##### Data rows

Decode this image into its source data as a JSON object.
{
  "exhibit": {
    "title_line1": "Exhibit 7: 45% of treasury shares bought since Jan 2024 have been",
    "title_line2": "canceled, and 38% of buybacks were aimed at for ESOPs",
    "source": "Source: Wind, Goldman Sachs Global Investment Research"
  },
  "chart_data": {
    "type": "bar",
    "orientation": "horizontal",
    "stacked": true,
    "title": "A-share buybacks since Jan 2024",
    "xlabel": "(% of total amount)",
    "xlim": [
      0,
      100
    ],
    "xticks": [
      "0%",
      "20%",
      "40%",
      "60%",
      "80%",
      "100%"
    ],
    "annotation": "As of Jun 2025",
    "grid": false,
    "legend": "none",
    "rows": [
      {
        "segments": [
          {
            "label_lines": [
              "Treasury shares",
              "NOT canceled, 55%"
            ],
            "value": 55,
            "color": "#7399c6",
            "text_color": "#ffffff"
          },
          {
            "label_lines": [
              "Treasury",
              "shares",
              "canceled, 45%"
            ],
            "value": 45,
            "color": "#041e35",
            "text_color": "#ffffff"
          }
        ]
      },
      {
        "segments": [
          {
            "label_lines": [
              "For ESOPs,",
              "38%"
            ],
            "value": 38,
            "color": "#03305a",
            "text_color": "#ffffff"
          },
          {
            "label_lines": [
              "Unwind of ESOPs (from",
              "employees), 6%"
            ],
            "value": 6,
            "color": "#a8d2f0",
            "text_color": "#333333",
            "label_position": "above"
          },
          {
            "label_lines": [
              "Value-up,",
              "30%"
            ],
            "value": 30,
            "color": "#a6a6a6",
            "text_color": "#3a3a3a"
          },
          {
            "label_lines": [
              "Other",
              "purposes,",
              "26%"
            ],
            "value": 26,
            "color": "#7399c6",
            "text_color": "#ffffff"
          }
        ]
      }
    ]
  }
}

##########
##### Data rows

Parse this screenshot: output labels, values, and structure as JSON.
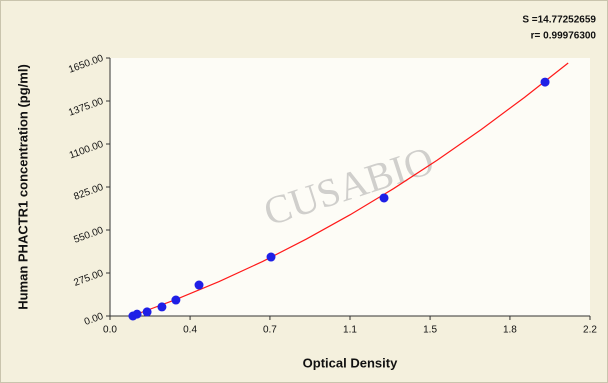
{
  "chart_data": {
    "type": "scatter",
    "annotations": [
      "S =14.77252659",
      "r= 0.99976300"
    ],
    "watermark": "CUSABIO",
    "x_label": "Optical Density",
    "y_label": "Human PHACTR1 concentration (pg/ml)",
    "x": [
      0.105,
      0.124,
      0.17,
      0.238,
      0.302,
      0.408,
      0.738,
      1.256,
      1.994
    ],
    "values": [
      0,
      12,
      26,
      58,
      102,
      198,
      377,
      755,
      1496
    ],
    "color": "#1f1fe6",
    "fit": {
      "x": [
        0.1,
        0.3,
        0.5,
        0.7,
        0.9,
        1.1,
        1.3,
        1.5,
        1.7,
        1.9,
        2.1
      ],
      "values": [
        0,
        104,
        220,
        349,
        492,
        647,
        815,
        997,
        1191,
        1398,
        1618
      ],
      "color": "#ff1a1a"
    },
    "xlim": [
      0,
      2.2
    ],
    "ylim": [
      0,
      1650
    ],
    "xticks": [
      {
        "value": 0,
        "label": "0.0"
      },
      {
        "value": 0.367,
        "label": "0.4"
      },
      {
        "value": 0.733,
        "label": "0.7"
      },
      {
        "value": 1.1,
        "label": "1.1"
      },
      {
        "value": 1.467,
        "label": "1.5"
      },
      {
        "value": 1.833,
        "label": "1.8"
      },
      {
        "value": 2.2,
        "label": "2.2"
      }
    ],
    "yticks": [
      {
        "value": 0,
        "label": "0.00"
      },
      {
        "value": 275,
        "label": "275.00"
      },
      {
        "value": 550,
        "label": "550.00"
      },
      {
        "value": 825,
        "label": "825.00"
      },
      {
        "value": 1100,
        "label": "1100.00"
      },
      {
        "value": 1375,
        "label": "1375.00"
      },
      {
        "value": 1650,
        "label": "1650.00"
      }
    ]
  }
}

##########

■ **Set exercise**
Scan the material and collect every line that contains "buybacks".

■ **Full solution**
    "title_line2": "canceled, and 38% of buybacks were aimed at for ESOPs",
    "title": "A-share buybacks since Jan 2024",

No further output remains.